Problem statement
Select and copy out every line in the records containing "Grubing".

— start of Data supplied —

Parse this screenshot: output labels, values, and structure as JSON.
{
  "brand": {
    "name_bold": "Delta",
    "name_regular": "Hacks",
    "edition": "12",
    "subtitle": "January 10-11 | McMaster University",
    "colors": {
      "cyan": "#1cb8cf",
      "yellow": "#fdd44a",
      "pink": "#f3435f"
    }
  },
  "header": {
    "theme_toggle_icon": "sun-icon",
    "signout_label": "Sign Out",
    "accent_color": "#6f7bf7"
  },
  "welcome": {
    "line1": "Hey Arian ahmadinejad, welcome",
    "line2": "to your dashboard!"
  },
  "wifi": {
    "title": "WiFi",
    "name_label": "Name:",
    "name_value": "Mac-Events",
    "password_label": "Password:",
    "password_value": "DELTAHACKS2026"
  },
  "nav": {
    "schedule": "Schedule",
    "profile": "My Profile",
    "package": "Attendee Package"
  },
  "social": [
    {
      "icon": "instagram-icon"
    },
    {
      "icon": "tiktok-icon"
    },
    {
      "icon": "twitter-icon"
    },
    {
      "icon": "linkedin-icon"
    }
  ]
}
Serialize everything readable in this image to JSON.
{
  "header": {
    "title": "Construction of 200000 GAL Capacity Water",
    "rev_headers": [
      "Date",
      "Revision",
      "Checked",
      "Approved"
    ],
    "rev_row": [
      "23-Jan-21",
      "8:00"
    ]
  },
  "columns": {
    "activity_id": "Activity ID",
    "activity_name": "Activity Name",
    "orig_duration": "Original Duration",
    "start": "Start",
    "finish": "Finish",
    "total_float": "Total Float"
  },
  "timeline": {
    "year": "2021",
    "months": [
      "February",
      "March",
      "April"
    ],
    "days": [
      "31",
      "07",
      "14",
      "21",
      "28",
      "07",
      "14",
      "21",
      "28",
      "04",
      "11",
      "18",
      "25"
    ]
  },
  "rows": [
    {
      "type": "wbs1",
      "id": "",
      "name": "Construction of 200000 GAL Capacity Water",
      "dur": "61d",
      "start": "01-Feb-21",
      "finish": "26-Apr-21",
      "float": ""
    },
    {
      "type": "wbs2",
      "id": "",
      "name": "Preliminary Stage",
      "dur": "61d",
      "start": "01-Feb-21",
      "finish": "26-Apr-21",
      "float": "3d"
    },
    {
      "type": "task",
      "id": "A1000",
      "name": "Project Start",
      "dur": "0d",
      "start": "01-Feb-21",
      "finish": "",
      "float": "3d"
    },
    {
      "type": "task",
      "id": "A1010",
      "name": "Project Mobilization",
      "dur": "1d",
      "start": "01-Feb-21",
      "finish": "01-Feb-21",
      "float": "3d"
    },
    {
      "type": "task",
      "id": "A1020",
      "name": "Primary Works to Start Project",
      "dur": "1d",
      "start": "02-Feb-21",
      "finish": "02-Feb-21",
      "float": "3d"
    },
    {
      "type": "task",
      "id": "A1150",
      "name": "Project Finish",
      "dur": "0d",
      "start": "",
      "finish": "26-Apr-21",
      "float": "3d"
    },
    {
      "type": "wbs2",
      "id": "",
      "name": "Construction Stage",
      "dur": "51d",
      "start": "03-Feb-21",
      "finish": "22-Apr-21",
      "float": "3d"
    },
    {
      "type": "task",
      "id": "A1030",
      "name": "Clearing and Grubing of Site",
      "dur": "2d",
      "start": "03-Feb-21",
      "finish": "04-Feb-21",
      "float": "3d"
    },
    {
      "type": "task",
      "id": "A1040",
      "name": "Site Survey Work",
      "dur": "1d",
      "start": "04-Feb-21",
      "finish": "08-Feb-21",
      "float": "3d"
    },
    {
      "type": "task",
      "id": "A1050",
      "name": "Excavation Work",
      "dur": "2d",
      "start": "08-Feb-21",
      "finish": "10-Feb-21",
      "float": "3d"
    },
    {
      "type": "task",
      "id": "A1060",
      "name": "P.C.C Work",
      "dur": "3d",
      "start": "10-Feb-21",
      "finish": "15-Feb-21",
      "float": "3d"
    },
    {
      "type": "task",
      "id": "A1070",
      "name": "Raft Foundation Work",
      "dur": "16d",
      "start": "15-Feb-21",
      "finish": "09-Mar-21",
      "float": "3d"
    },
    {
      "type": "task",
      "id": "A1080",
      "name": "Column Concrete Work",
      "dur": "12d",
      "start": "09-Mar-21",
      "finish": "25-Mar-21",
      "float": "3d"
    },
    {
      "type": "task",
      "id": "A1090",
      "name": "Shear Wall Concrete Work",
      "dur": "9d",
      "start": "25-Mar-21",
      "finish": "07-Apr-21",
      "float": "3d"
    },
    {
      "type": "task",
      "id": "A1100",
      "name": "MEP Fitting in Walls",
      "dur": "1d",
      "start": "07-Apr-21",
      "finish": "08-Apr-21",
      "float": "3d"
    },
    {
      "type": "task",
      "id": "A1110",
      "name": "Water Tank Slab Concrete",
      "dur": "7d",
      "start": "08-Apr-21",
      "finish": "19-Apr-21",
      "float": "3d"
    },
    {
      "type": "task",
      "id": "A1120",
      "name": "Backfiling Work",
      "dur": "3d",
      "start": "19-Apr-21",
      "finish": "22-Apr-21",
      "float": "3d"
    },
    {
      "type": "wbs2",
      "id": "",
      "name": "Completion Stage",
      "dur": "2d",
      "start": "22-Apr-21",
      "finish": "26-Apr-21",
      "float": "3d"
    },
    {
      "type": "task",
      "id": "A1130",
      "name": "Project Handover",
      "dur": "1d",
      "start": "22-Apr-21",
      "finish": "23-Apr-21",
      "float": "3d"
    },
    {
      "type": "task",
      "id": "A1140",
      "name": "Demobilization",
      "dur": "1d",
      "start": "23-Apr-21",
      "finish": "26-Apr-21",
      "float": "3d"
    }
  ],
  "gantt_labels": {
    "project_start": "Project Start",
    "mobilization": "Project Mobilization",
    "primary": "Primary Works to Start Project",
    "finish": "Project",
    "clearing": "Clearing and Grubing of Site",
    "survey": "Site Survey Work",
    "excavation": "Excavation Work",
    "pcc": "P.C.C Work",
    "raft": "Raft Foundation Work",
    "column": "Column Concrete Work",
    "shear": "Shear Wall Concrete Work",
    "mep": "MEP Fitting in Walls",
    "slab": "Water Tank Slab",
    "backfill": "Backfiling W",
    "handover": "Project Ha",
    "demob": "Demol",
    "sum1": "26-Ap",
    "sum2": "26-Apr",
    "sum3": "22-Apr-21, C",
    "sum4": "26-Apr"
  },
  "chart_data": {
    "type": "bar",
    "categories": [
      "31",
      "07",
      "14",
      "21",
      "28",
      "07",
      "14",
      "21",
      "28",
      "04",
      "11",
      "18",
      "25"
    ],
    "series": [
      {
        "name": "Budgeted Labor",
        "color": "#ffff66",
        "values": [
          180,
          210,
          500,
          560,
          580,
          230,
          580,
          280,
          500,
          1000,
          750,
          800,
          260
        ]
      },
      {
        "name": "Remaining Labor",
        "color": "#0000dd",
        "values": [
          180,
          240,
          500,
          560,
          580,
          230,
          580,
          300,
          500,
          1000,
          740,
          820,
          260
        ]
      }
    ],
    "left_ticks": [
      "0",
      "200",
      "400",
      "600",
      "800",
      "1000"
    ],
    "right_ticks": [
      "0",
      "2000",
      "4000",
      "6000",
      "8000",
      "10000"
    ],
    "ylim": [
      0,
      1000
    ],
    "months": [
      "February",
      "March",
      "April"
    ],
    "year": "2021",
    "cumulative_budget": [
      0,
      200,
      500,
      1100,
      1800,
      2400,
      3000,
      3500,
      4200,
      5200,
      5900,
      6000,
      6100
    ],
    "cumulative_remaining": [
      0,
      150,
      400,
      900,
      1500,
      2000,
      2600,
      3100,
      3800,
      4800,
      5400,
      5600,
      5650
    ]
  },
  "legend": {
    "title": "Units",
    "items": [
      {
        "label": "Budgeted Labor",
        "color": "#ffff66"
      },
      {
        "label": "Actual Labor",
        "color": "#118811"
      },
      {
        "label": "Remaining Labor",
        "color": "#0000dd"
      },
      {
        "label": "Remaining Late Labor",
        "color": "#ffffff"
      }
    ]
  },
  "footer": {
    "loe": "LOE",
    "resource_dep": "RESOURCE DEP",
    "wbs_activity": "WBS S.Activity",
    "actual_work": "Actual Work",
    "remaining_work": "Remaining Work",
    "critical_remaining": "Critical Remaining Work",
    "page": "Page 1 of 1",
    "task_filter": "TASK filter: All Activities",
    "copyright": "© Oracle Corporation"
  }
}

— end of Data supplied —

Correct response
      "name": "Clearing and Grubing of Site",
    "clearing": "Clearing and Grubing of Site",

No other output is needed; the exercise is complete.